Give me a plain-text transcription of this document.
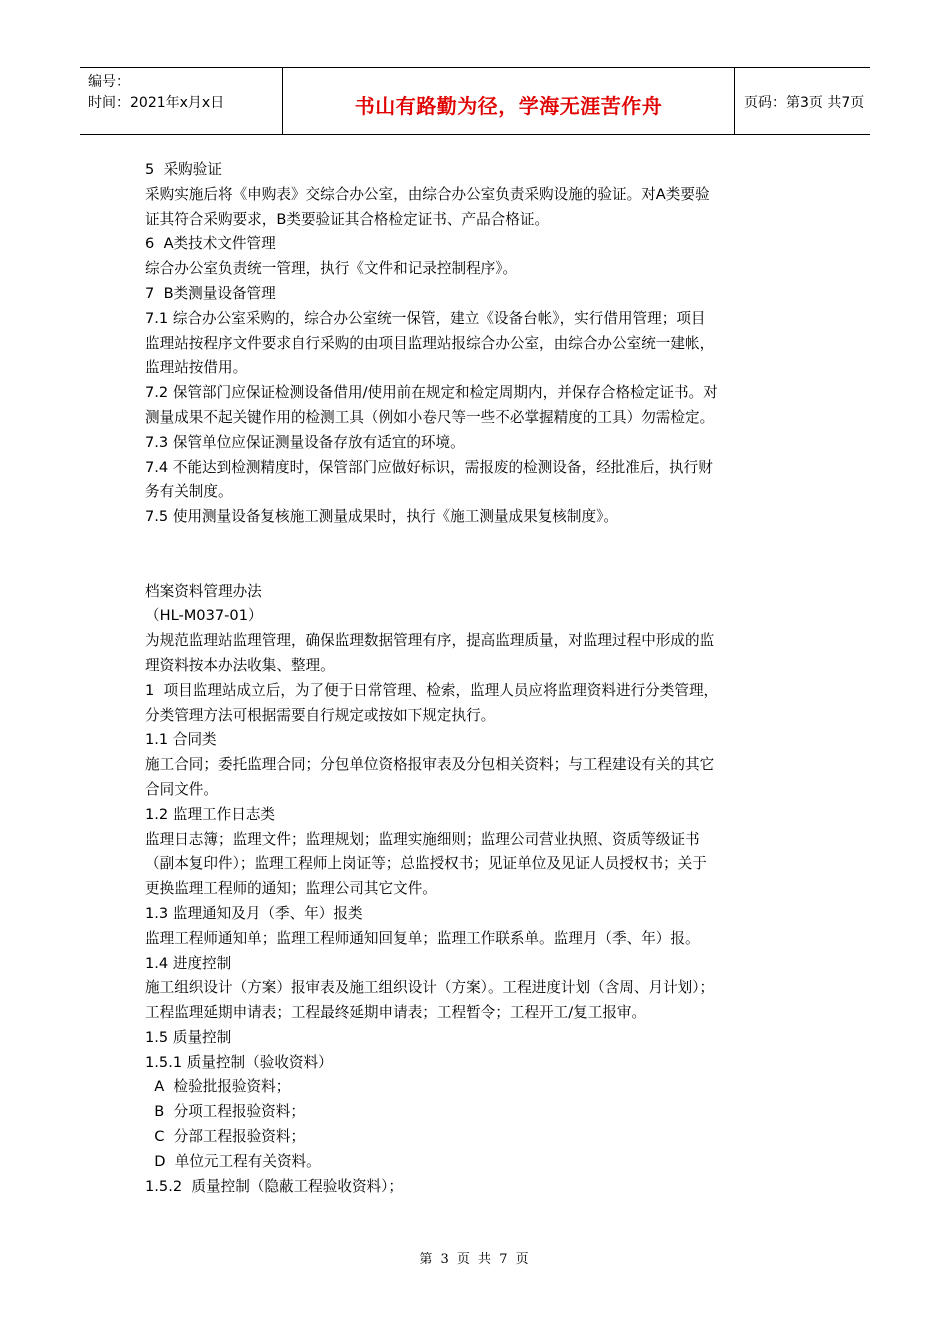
编号：
时间：2021年x月x日	书山有路勤为径，学海无涯苦作舟	页码：第3页 共7页
5  采购验证
采购实施后将《申购表》交综合办公室，由综合办公室负责采购设施的验证。对A类要验
证其符合采购要求，B类要验证其合格检定证书、产品合格证。
6  A类技术文件管理
综合办公室负责统一管理，执行《文件和记录控制程序》。
7  B类测量设备管理
7.1 综合办公室采购的，综合办公室统一保管，建立《设备台帐》，实行借用管理；项目
监理站按程序文件要求自行采购的由项目监理站报综合办公室，由综合办公室统一建帐，
监理站按借用。
7.2 保管部门应保证检测设备借用/使用前在规定和检定周期内，并保存合格检定证书。对
测量成果不起关键作用的检测工具（例如小卷尺等一些不必掌握精度的工具）勿需检定。
7.3 保管单位应保证测量设备存放有适宜的环境。
7.4 不能达到检测精度时，保管部门应做好标识，需报废的检测设备，经批准后，执行财
务有关制度。
7.5 使用测量设备复核施工测量成果时，执行《施工测量成果复核制度》。
档案资料管理办法
（HL-M037-01）
为规范监理站监理管理，确保监理数据管理有序，提高监理质量，对监理过程中形成的监
理资料按本办法收集、整理。
1  项目监理站成立后，为了便于日常管理、检索，监理人员应将监理资料进行分类管理，
分类管理方法可根据需要自行规定或按如下规定执行。
1.1 合同类
施工合同；委托监理合同；分包单位资格报审表及分包相关资料；与工程建设有关的其它
合同文件。
1.2 监理工作日志类
监理日志簿；监理文件；监理规划；监理实施细则；监理公司营业执照、资质等级证书
（副本复印件）；监理工程师上岗证等；总监授权书；见证单位及见证人员授权书；关于
更换监理工程师的通知；监理公司其它文件。
1.3 监理通知及月（季、年）报类
监理工程师通知单；监理工程师通知回复单；监理工作联系单。监理月（季、年）报。
1.4 进度控制
施工组织设计（方案）报审表及施工组织设计（方案）。工程进度计划（含周、月计划）；
工程监理延期申请表；工程最终延期申请表；工程暂令；工程开工/复工报审。
1.5 质量控制
1.5.1 质量控制（验收资料）
A  检验批报验资料；
B  分项工程报验资料；
C  分部工程报验资料；
D  单位元工程有关资料。
1.5.2  质量控制（隐蔽工程验收资料）；
第 3 页 共 7 页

::::

Write out the entries above verbatim; the pictures do not belong in your copy.

REPLY TO THE TASK
Give me a plain-text transcription of this document.
编号：
时间：2021年x月x日	书山有路勤为径，学海无涯苦作舟	页码：第3页 共7页
5  采购验证
采购实施后将《申购表》交综合办公室，由综合办公室负责采购设施的验证。对A类要验
证其符合采购要求，B类要验证其合格检定证书、产品合格证。
6  A类技术文件管理
综合办公室负责统一管理，执行《文件和记录控制程序》。
7  B类测量设备管理
7.1 综合办公室采购的，综合办公室统一保管，建立《设备台帐》，实行借用管理；项目
监理站按程序文件要求自行采购的由项目监理站报综合办公室，由综合办公室统一建帐，
监理站按借用。
7.2 保管部门应保证检测设备借用/使用前在规定和检定周期内，并保存合格检定证书。对
测量成果不起关键作用的检测工具（例如小卷尺等一些不必掌握精度的工具）勿需检定。
7.3 保管单位应保证测量设备存放有适宜的环境。
7.4 不能达到检测精度时，保管部门应做好标识，需报废的检测设备，经批准后，执行财
务有关制度。
7.5 使用测量设备复核施工测量成果时，执行《施工测量成果复核制度》。
档案资料管理办法
（HL-M037-01）
为规范监理站监理管理，确保监理数据管理有序，提高监理质量，对监理过程中形成的监
理资料按本办法收集、整理。
1  项目监理站成立后，为了便于日常管理、检索，监理人员应将监理资料进行分类管理，
分类管理方法可根据需要自行规定或按如下规定执行。
1.1 合同类
施工合同；委托监理合同；分包单位资格报审表及分包相关资料；与工程建设有关的其它
合同文件。
1.2 监理工作日志类
监理日志簿；监理文件；监理规划；监理实施细则；监理公司营业执照、资质等级证书
（副本复印件）；监理工程师上岗证等；总监授权书；见证单位及见证人员授权书；关于
更换监理工程师的通知；监理公司其它文件。
1.3 监理通知及月（季、年）报类
监理工程师通知单；监理工程师通知回复单；监理工作联系单。监理月（季、年）报。
1.4 进度控制
施工组织设计（方案）报审表及施工组织设计（方案）。工程进度计划（含周、月计划）；
工程监理延期申请表；工程最终延期申请表；工程暂令；工程开工/复工报审。
1.5 质量控制
1.5.1 质量控制（验收资料）
A  检验批报验资料；
B  分项工程报验资料；
C  分部工程报验资料；
D  单位元工程有关资料。
1.5.2  质量控制（隐蔽工程验收资料）；
第 3 页 共 7 页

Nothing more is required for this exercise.